(Records that describe figures)
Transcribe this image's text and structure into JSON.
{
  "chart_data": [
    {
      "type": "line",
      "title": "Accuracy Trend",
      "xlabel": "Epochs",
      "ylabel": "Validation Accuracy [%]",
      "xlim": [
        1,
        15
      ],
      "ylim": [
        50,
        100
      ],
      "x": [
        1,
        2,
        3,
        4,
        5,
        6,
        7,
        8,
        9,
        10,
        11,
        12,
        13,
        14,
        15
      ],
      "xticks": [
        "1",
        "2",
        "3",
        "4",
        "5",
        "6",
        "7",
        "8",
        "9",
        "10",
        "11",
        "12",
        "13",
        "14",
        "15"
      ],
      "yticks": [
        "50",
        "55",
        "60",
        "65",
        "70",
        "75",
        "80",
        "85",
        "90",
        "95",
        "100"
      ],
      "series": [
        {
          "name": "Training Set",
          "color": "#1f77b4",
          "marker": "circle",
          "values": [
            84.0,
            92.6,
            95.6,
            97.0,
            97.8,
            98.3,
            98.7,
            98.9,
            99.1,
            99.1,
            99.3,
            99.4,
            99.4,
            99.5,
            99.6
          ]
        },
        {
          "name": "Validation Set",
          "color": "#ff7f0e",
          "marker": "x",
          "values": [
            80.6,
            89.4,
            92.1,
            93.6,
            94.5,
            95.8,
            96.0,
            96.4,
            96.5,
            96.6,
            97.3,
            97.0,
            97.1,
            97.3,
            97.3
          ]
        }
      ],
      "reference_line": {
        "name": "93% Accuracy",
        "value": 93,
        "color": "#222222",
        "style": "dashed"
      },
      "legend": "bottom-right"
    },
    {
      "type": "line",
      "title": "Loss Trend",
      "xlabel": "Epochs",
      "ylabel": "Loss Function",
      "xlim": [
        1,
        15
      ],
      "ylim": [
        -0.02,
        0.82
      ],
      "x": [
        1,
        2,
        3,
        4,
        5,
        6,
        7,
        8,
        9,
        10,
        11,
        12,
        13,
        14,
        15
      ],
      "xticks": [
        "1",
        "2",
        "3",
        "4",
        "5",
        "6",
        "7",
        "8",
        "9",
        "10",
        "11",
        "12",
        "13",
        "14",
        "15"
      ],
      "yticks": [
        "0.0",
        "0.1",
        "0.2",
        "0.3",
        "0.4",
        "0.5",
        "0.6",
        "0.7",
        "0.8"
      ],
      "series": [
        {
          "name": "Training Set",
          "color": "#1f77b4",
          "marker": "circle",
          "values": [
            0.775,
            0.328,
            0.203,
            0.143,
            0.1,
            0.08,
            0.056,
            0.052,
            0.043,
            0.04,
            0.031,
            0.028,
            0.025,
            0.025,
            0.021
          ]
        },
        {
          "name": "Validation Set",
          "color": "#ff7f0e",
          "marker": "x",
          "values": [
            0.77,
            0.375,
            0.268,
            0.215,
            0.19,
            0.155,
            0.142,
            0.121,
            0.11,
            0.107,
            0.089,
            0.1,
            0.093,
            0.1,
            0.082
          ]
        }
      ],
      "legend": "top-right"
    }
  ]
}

▶ [Description of the task]:
Figure out how many lines of the data above include "right", then give the number and nothing more.

▶ [Task result]:
2